DIRECTIONS FOR THIS TASK:
List each line holding the string "from".

Dataset rows about figures:

++++

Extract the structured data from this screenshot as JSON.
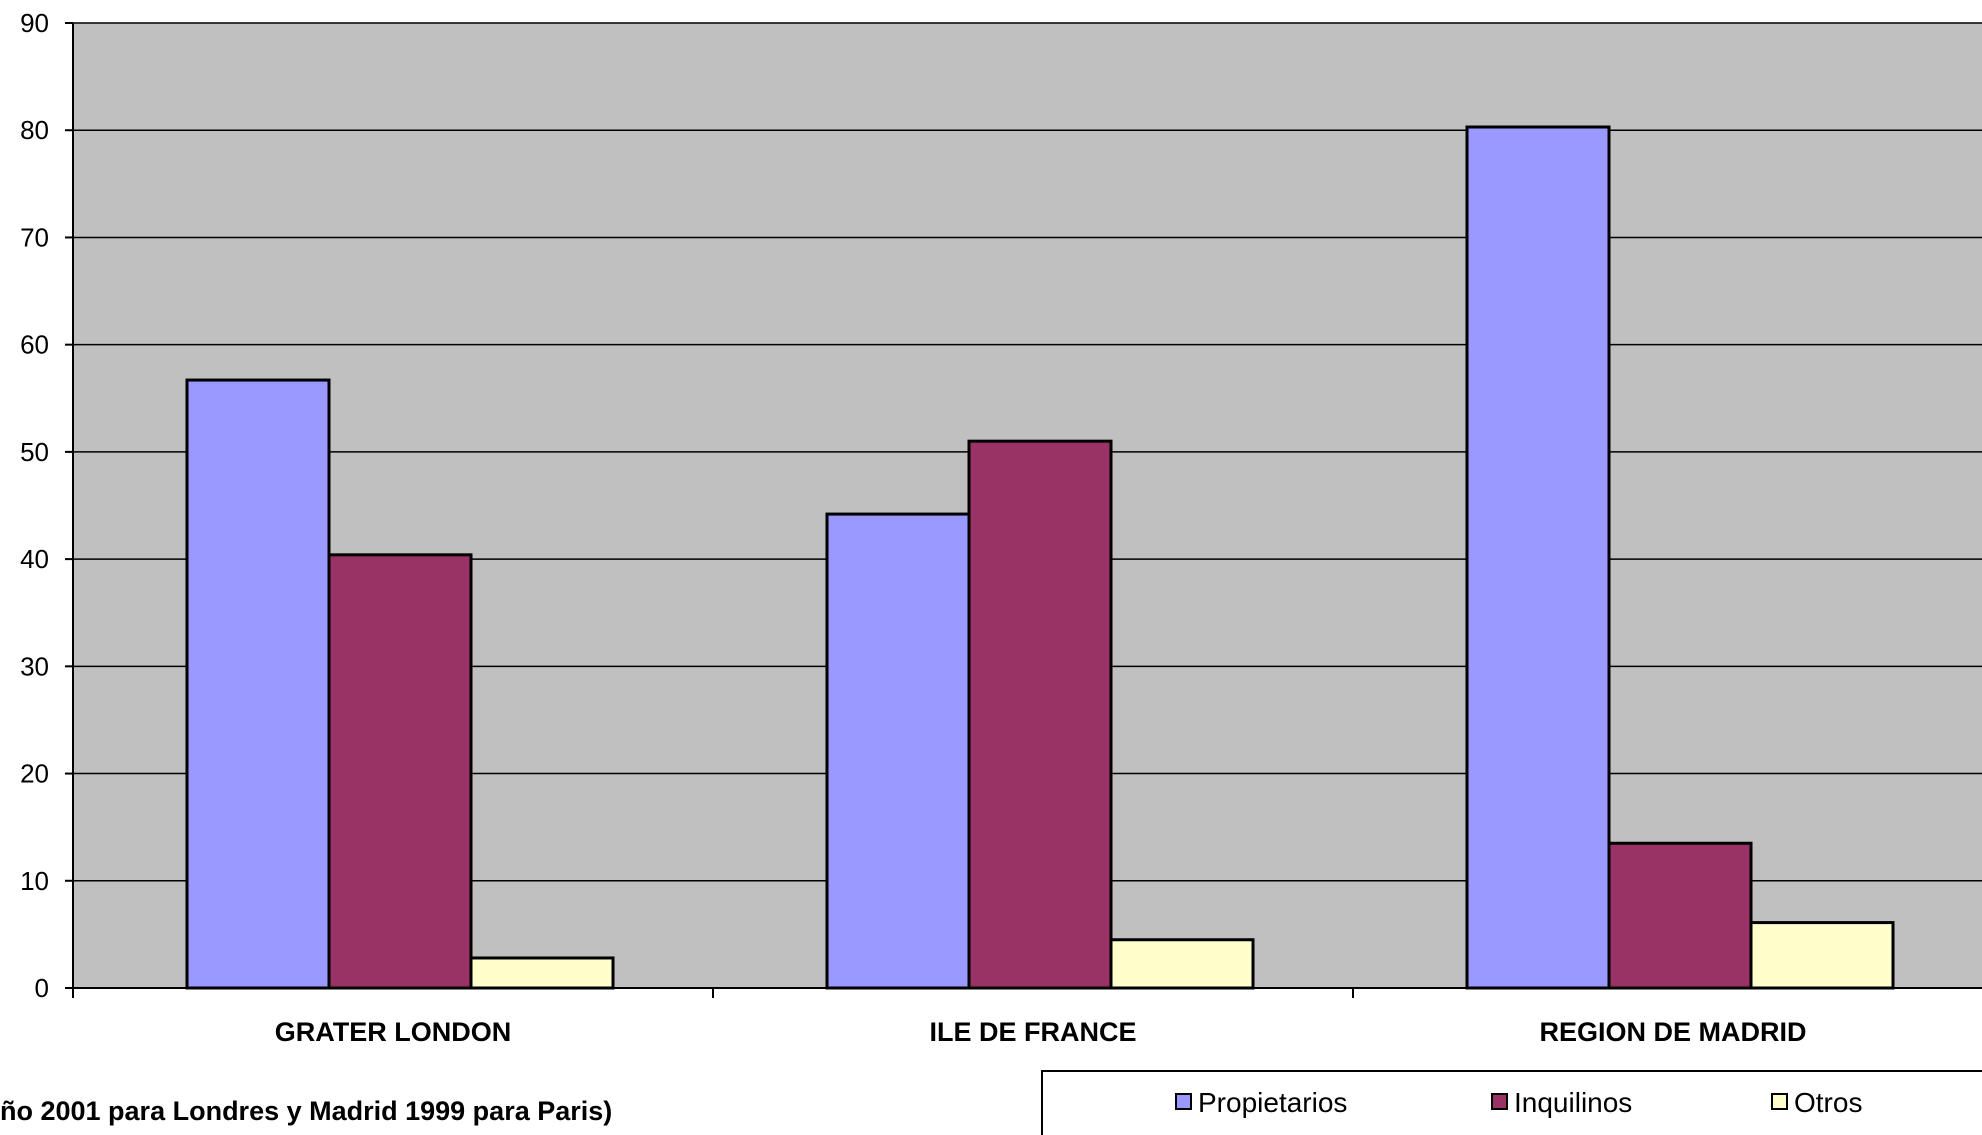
{
  "chart_data": {
    "type": "bar",
    "categories": [
      "GRATER LONDON",
      "ILE DE FRANCE",
      "REGION DE MADRID"
    ],
    "series": [
      {
        "name": "Propietarios",
        "values": [
          56.7,
          44.2,
          80.3
        ],
        "color": "#9999FF"
      },
      {
        "name": "Inquilinos",
        "values": [
          40.4,
          51.0,
          13.5
        ],
        "color": "#993366"
      },
      {
        "name": "Otros",
        "values": [
          2.8,
          4.5,
          6.1
        ],
        "color": "#FFFFCC"
      }
    ],
    "ylim": [
      0,
      90
    ],
    "yticks": [
      0,
      10,
      20,
      30,
      40,
      50,
      60,
      70,
      80,
      90
    ],
    "grid": true,
    "plot_background": "#C0C0C0",
    "legend_position": "bottom-right",
    "note": "ño  2001 para Londres y Madrid 1999 para Paris)"
  }
}
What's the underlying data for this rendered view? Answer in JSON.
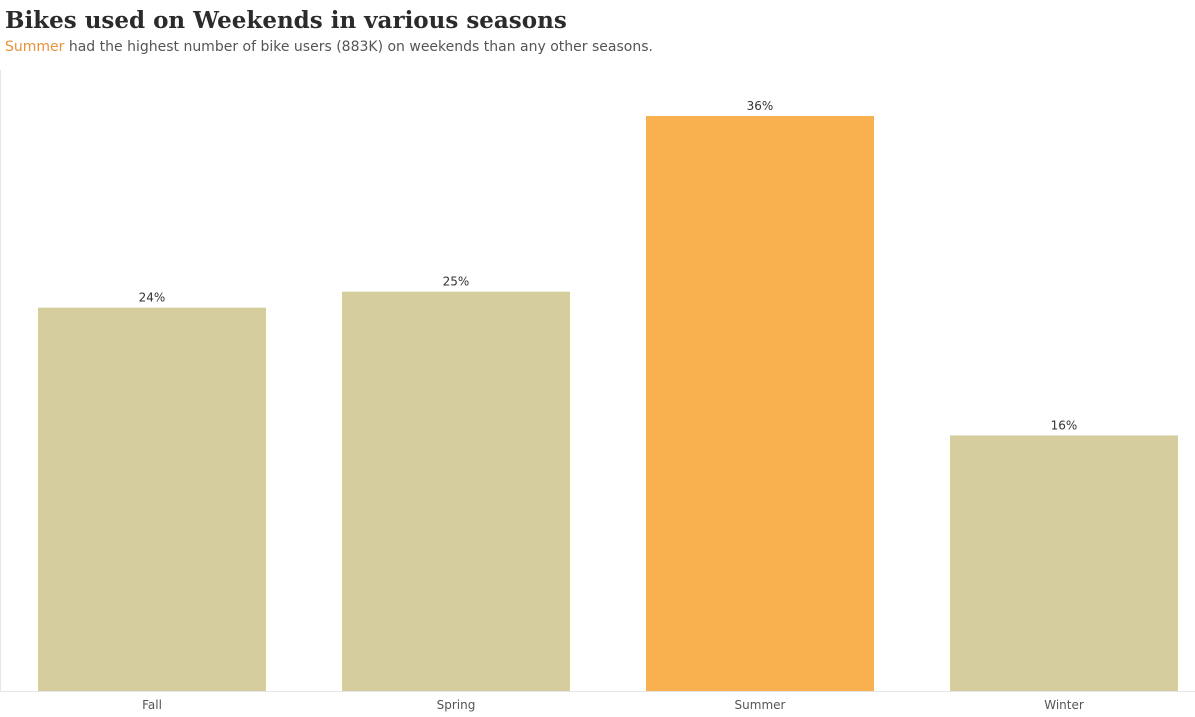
{
  "chart_data": {
    "type": "bar",
    "title": "Bikes used on Weekends in various seasons",
    "subtitle": {
      "highlight": "Summer",
      "rest": " had the highest number of bike users (883K) on weekends than any other seasons."
    },
    "categories": [
      "Fall",
      "Spring",
      "Summer",
      "Winter"
    ],
    "values": [
      24,
      25,
      36,
      16
    ],
    "value_labels": [
      "24%",
      "25%",
      "36%",
      "16%"
    ],
    "unit": "%",
    "ylim": [
      0,
      36
    ],
    "grid": false,
    "legend": "none",
    "highlight_category": "Summer",
    "colors": {
      "default_bar": "#d6cd9e",
      "highlight_bar": "#f9b04e",
      "highlight_text": "#e8923a",
      "axis_line": "#e6e6e6"
    }
  }
}
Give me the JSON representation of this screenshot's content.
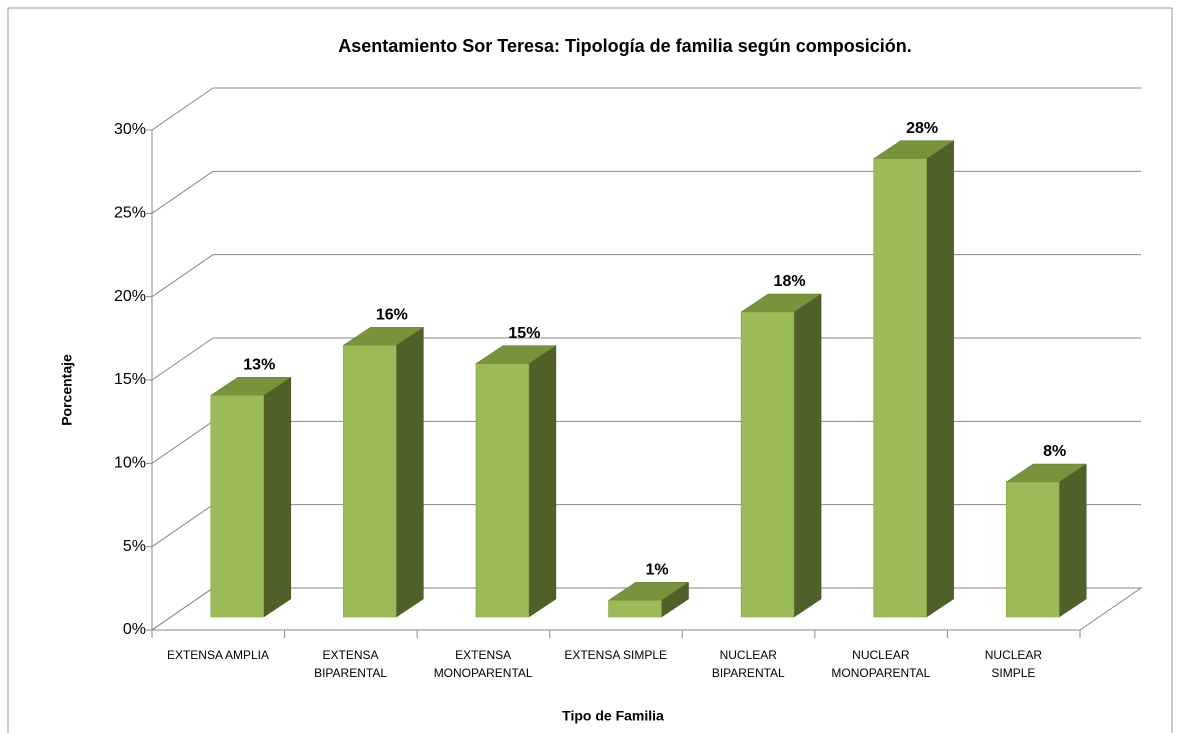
{
  "chart_data": {
    "type": "bar3d",
    "title": "Asentamiento Sor Teresa: Tipología de familia según composición.",
    "xlabel": "Tipo de Familia",
    "ylabel": "Porcentaje",
    "categories": [
      "EXTENSA AMPLIA",
      "EXTENSA\nBIPARENTAL",
      "EXTENSA\nMONOPARENTAL",
      "EXTENSA SIMPLE",
      "NUCLEAR\nBIPARENTAL",
      "NUCLEAR\nMONOPARENTAL",
      "NUCLEAR\nSIMPLE"
    ],
    "values": [
      13.3,
      16.3,
      15.2,
      1.0,
      18.3,
      27.5,
      8.1
    ],
    "value_labels": [
      "13%",
      "16%",
      "15%",
      "1%",
      "18%",
      "28%",
      "8%"
    ],
    "color": "#9bbb59",
    "ylim": [
      0,
      30
    ],
    "yticks": [
      {
        "value": 0,
        "label": "0%"
      },
      {
        "value": 5,
        "label": "5%"
      },
      {
        "value": 10,
        "label": "10%"
      },
      {
        "value": 15,
        "label": "15%"
      },
      {
        "value": 20,
        "label": "20%"
      },
      {
        "value": 25,
        "label": "25%"
      },
      {
        "value": 30,
        "label": "30%"
      }
    ],
    "grid": true
  }
}
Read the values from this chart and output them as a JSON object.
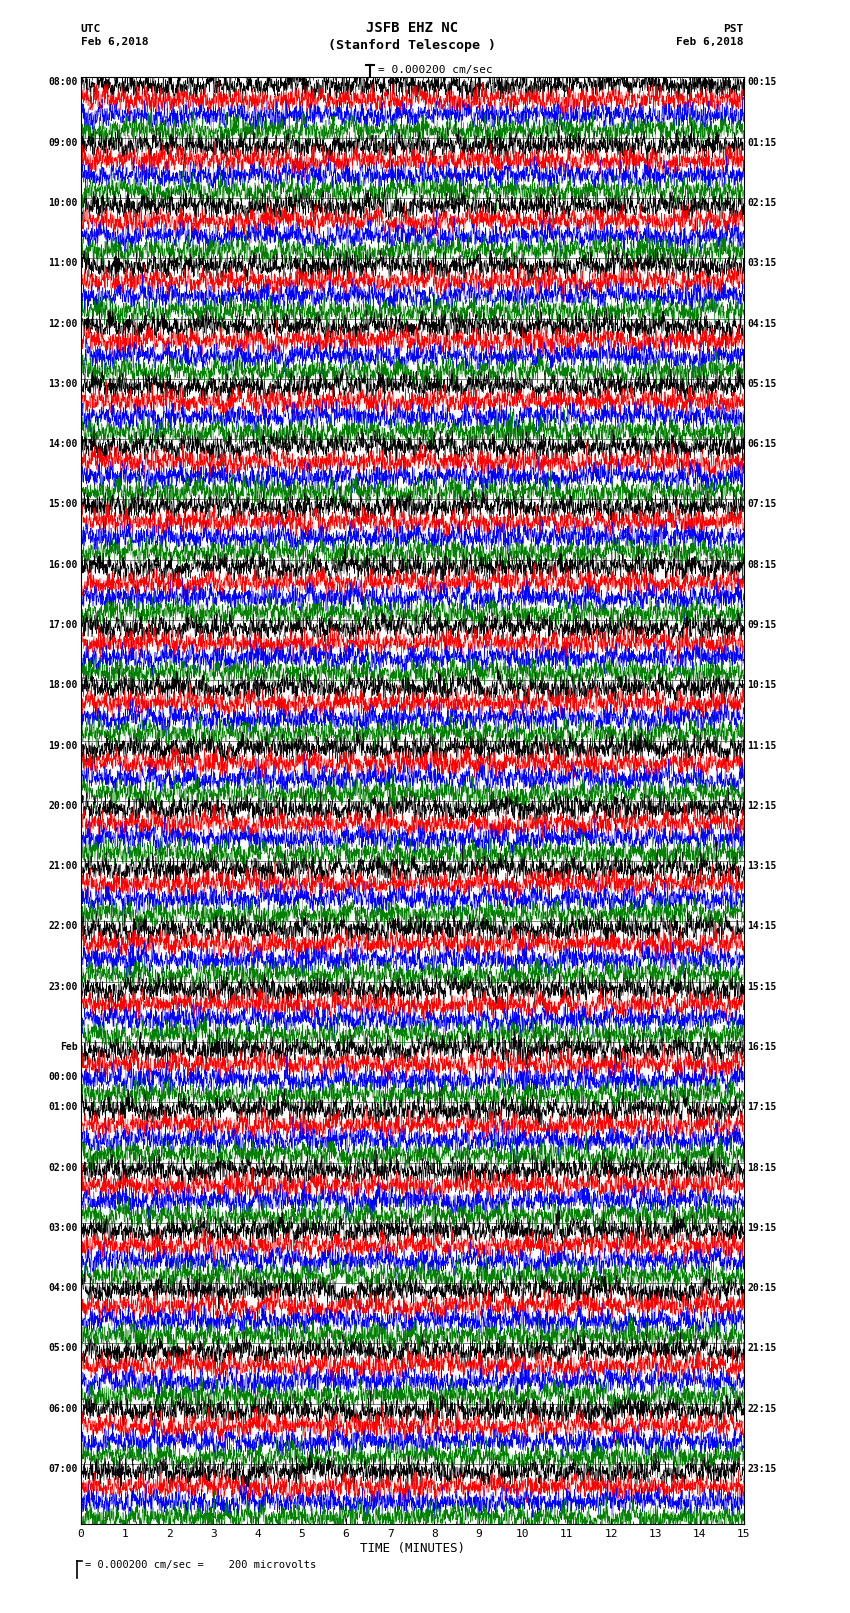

++++

FINISHED EXERCISE:
Extract the structured data from this screenshot as JSON.
Read the values from this chart and output them as a JSON object.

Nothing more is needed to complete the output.